— WHAT THE TASK REQUIRES —
For the records below, give the count of lines holding the word "Driver" and nothing more.

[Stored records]
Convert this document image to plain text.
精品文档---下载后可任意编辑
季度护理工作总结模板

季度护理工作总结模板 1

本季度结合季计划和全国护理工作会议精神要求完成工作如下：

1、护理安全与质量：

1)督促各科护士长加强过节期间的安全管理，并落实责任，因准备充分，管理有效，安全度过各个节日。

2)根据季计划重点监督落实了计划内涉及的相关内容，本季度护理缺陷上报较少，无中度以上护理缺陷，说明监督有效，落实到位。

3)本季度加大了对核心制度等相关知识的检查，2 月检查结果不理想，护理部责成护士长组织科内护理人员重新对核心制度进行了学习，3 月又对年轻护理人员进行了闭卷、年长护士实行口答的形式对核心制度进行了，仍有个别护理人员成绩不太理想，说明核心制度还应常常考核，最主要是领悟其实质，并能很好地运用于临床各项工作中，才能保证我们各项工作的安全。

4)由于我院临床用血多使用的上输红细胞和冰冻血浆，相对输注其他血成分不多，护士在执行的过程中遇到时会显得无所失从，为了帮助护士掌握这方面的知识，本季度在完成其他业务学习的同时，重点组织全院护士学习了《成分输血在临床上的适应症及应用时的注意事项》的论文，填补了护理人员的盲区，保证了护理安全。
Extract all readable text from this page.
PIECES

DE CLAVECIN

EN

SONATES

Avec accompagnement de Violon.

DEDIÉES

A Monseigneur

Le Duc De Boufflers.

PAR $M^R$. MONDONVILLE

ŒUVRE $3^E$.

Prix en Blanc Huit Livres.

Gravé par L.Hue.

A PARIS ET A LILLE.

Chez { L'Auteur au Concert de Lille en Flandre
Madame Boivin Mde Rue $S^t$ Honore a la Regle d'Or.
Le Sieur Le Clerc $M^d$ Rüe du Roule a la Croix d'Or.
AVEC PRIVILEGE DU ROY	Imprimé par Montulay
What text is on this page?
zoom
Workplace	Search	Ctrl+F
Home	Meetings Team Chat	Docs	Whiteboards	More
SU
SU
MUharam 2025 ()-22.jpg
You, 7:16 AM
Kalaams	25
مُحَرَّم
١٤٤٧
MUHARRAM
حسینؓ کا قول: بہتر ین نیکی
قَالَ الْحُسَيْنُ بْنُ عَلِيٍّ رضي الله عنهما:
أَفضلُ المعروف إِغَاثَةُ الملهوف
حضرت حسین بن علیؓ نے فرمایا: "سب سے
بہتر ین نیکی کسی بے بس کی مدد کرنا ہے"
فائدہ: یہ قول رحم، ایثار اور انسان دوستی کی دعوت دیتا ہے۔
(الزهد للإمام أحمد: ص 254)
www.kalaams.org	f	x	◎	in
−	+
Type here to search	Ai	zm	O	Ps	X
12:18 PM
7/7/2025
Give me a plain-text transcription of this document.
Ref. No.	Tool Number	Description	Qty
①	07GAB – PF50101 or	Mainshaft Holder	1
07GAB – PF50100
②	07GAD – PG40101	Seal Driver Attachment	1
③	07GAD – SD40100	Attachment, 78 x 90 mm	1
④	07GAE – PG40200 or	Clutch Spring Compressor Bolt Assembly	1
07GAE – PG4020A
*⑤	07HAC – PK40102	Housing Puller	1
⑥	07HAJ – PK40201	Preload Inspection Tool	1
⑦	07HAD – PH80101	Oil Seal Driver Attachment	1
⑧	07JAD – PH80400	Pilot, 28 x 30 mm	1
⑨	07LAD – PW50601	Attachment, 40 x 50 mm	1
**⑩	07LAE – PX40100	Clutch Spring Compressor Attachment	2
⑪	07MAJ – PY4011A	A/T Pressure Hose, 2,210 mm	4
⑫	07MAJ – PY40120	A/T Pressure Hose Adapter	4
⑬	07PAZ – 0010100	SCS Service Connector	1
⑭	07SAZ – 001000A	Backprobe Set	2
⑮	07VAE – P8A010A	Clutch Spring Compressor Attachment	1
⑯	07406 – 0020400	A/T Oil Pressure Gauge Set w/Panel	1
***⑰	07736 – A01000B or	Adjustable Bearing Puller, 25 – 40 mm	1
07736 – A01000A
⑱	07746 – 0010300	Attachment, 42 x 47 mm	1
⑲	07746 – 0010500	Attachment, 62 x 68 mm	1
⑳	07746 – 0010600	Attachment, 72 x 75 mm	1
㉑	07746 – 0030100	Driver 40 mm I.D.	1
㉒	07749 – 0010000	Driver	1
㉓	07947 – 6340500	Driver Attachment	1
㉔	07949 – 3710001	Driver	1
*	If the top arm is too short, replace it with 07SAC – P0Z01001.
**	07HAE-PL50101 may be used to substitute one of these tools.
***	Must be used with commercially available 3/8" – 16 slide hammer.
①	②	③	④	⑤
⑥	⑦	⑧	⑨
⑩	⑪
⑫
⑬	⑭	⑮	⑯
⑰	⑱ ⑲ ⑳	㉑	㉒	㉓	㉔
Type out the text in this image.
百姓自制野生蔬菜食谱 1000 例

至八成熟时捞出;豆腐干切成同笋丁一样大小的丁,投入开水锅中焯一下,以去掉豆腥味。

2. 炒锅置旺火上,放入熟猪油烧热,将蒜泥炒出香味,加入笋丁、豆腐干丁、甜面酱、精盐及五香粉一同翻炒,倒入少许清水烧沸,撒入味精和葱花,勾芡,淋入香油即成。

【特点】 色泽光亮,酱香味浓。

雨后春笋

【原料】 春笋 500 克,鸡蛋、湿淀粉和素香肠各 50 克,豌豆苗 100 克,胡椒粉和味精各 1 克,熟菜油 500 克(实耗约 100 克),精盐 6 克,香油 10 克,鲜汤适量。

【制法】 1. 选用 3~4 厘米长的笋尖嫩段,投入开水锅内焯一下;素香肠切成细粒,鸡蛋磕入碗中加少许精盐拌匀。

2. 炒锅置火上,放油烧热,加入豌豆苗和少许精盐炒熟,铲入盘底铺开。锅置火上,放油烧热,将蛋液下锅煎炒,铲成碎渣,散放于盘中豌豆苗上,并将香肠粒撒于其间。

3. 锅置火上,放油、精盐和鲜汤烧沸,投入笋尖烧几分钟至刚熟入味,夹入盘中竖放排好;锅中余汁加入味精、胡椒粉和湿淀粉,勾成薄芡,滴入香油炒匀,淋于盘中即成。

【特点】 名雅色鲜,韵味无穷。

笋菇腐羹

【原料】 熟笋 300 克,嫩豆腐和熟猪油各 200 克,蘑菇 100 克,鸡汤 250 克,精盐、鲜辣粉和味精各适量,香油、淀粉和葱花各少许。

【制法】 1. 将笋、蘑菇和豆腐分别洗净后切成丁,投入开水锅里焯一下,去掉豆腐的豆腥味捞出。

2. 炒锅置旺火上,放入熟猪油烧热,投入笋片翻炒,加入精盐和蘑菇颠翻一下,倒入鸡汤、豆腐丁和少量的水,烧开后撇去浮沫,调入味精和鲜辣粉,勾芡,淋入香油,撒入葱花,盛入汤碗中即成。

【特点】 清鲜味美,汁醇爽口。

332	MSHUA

— TASK RESPONSE —
6